* start Records provided *

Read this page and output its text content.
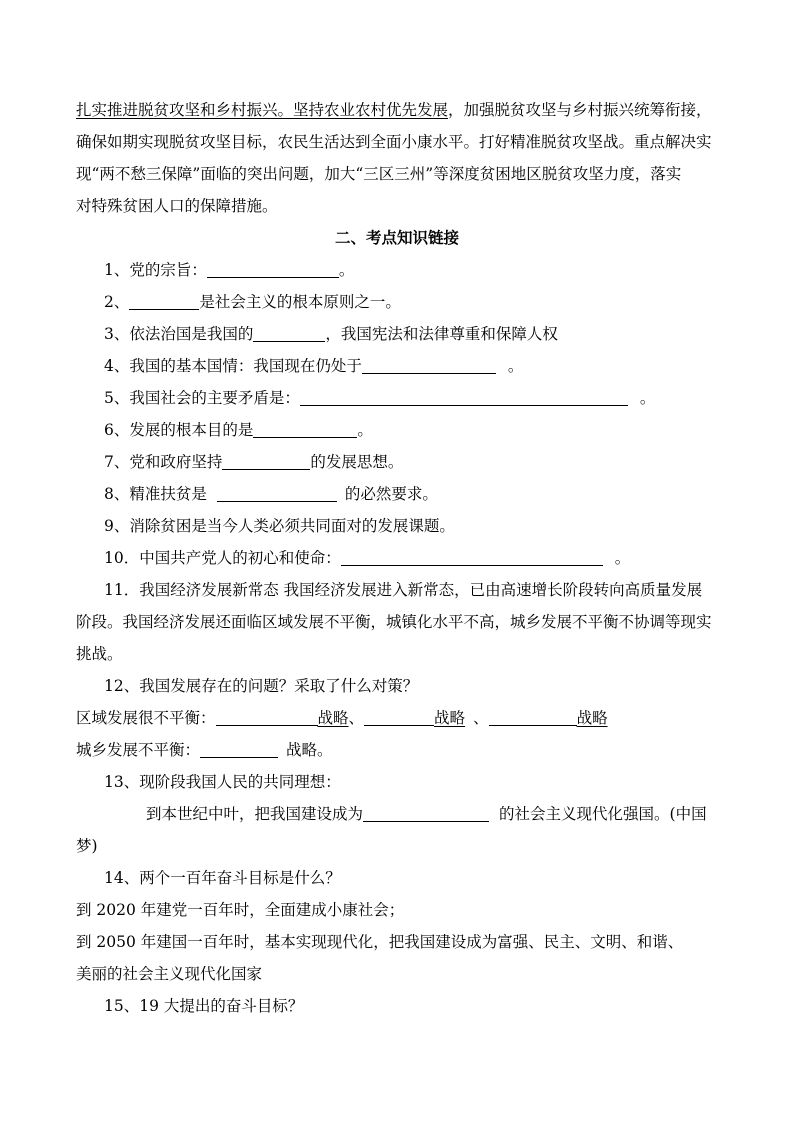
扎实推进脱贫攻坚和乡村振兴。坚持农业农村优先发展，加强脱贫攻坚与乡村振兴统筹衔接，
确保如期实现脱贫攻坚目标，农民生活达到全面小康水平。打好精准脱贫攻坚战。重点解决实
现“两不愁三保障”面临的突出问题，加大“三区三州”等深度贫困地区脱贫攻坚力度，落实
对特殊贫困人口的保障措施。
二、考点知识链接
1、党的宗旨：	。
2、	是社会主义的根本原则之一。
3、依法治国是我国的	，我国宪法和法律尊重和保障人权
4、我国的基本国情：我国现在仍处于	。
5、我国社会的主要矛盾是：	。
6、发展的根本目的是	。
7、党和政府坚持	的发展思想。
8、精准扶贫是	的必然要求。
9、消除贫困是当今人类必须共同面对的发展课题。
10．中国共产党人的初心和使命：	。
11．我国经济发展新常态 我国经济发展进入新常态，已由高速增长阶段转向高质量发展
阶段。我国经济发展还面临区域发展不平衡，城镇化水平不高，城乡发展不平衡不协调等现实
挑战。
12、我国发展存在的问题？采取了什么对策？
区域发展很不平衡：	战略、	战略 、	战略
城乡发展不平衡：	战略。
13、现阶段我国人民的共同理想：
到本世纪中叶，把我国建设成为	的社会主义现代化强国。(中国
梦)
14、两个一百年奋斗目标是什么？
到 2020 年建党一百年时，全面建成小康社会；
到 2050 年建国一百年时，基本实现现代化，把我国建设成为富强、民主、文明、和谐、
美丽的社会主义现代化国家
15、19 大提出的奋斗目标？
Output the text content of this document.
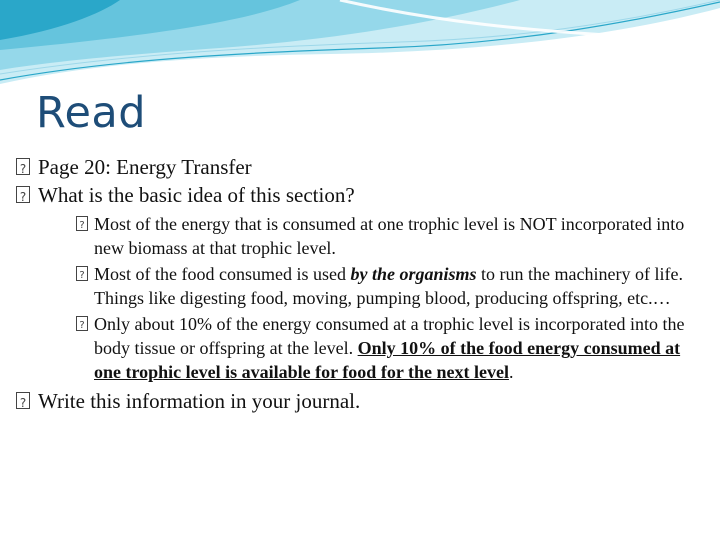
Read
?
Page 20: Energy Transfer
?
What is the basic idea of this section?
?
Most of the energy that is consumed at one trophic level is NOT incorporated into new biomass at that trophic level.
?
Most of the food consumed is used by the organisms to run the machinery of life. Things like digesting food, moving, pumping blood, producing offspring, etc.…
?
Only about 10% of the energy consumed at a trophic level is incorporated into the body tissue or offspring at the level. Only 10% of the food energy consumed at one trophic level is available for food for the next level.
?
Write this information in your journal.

* end Records provided *

What the task asks =
Print each entry shown above with exact wording and no pictures.

Result of the task =
Read this page and output its text content.
扎实推进脱贫攻坚和乡村振兴。坚持农业农村优先发展，加强脱贫攻坚与乡村振兴统筹衔接，
确保如期实现脱贫攻坚目标，农民生活达到全面小康水平。打好精准脱贫攻坚战。重点解决实
现“两不愁三保障”面临的突出问题，加大“三区三州”等深度贫困地区脱贫攻坚力度，落实
对特殊贫困人口的保障措施。
二、考点知识链接
1、党的宗旨：	。
2、	是社会主义的根本原则之一。
3、依法治国是我国的	，我国宪法和法律尊重和保障人权
4、我国的基本国情：我国现在仍处于	。
5、我国社会的主要矛盾是：	。
6、发展的根本目的是	。
7、党和政府坚持	的发展思想。
8、精准扶贫是	的必然要求。
9、消除贫困是当今人类必须共同面对的发展课题。
10．中国共产党人的初心和使命：	。
11．我国经济发展新常态 我国经济发展进入新常态，已由高速增长阶段转向高质量发展
阶段。我国经济发展还面临区域发展不平衡，城镇化水平不高，城乡发展不平衡不协调等现实
挑战。
12、我国发展存在的问题？采取了什么对策？
区域发展很不平衡：	战略、	战略 、	战略
城乡发展不平衡：	战略。
13、现阶段我国人民的共同理想：
到本世纪中叶，把我国建设成为	的社会主义现代化强国。(中国
梦)
14、两个一百年奋斗目标是什么？
到 2020 年建党一百年时，全面建成小康社会；
到 2050 年建国一百年时，基本实现现代化，把我国建设成为富强、民主、文明、和谐、
美丽的社会主义现代化国家
15、19 大提出的奋斗目标？
Output the text content of this document.
Read
?
Page 20: Energy Transfer
?
What is the basic idea of this section?
?
Most of the energy that is consumed at one trophic level is NOT incorporated into new biomass at that trophic level.
?
Most of the food consumed is used by the organisms to run the machinery of life. Things like digesting food, moving, pumping blood, producing offspring, etc.…
?
Only about 10% of the energy consumed at a trophic level is incorporated into the body tissue or offspring at the level. Only 10% of the food energy consumed at one trophic level is available for food for the next level.
?
Write this information in your journal.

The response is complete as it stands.